Aim of the exercise: As you reproduce every line below, keep it exactly as written and leave out the images.

Data extract:
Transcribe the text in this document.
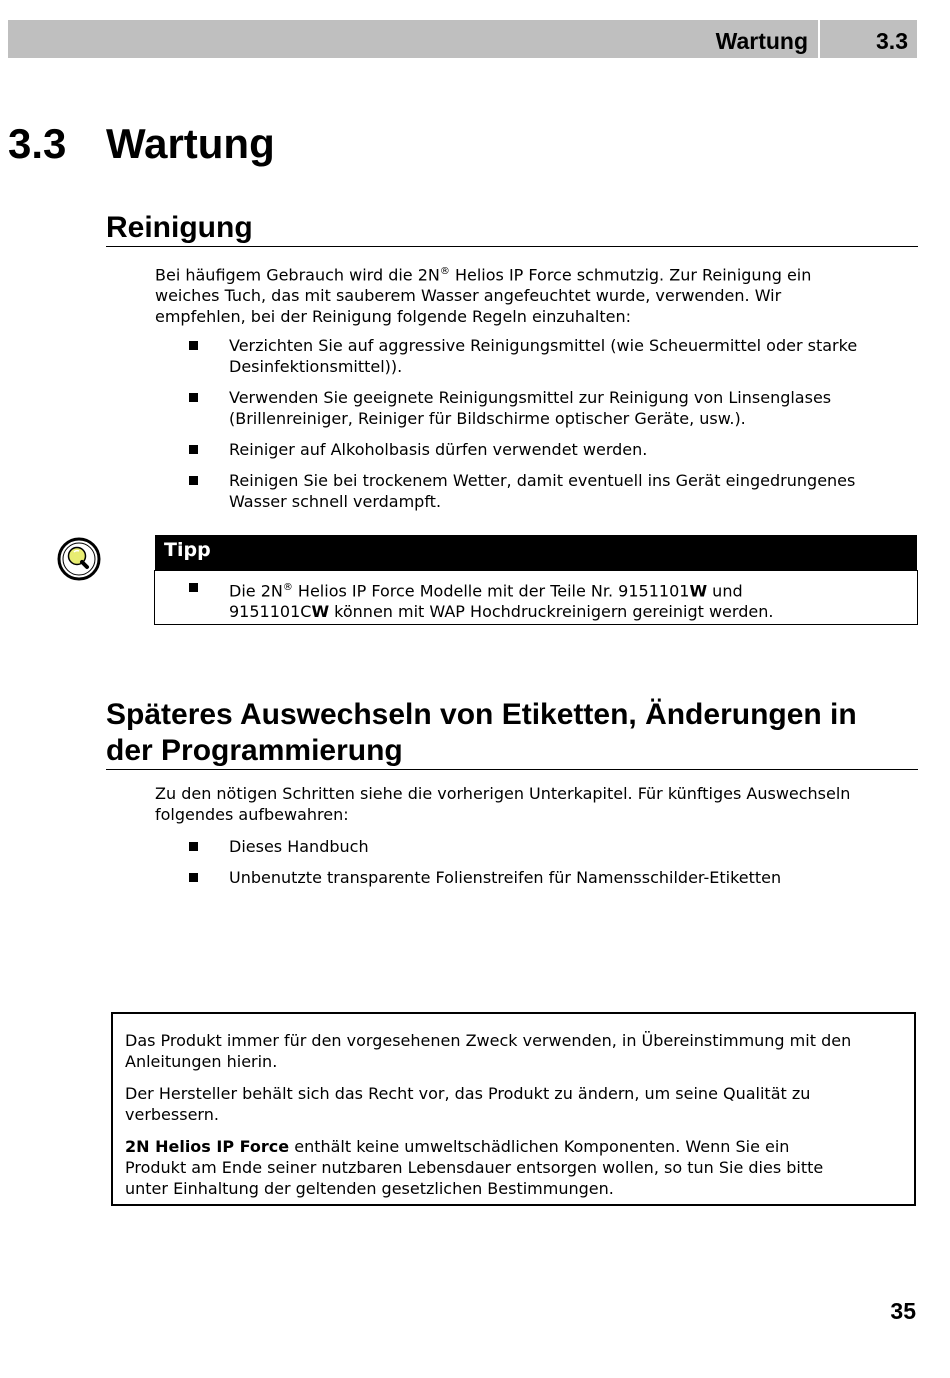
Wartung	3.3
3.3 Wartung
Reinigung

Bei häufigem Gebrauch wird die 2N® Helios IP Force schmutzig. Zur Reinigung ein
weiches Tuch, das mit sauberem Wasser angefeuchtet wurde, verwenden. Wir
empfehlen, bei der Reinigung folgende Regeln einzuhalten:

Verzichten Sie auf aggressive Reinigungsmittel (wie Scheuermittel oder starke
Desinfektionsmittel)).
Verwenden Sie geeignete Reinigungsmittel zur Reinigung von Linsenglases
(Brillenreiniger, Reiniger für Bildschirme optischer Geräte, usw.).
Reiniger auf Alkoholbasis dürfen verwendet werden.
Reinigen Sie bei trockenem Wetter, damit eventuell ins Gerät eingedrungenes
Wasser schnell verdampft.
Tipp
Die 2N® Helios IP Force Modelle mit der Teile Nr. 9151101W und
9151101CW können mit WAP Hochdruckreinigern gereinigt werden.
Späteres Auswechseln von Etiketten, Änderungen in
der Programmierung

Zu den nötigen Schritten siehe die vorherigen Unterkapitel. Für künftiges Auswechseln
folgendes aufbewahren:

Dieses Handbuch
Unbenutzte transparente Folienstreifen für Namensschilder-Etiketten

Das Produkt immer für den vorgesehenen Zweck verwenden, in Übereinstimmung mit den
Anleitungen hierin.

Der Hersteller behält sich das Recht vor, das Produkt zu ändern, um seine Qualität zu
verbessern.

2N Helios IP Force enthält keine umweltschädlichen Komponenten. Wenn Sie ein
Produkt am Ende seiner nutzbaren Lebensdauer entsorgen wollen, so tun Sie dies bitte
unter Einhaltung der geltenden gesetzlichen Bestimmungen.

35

Response area:
Transcribe the text in this document.
Wartung	3.3
3.3 Wartung
Reinigung

Bei häufigem Gebrauch wird die 2N® Helios IP Force schmutzig. Zur Reinigung ein
weiches Tuch, das mit sauberem Wasser angefeuchtet wurde, verwenden. Wir
empfehlen, bei der Reinigung folgende Regeln einzuhalten:

Verzichten Sie auf aggressive Reinigungsmittel (wie Scheuermittel oder starke
Desinfektionsmittel)).
Verwenden Sie geeignete Reinigungsmittel zur Reinigung von Linsenglases
(Brillenreiniger, Reiniger für Bildschirme optischer Geräte, usw.).
Reiniger auf Alkoholbasis dürfen verwendet werden.
Reinigen Sie bei trockenem Wetter, damit eventuell ins Gerät eingedrungenes
Wasser schnell verdampft.
Tipp
Die 2N® Helios IP Force Modelle mit der Teile Nr. 9151101W und
9151101CW können mit WAP Hochdruckreinigern gereinigt werden.
Späteres Auswechseln von Etiketten, Änderungen in
der Programmierung

Zu den nötigen Schritten siehe die vorherigen Unterkapitel. Für künftiges Auswechseln
folgendes aufbewahren:

Dieses Handbuch
Unbenutzte transparente Folienstreifen für Namensschilder-Etiketten

Das Produkt immer für den vorgesehenen Zweck verwenden, in Übereinstimmung mit den
Anleitungen hierin.

Der Hersteller behält sich das Recht vor, das Produkt zu ändern, um seine Qualität zu
verbessern.

2N Helios IP Force enthält keine umweltschädlichen Komponenten. Wenn Sie ein
Produkt am Ende seiner nutzbaren Lebensdauer entsorgen wollen, so tun Sie dies bitte
unter Einhaltung der geltenden gesetzlichen Bestimmungen.

35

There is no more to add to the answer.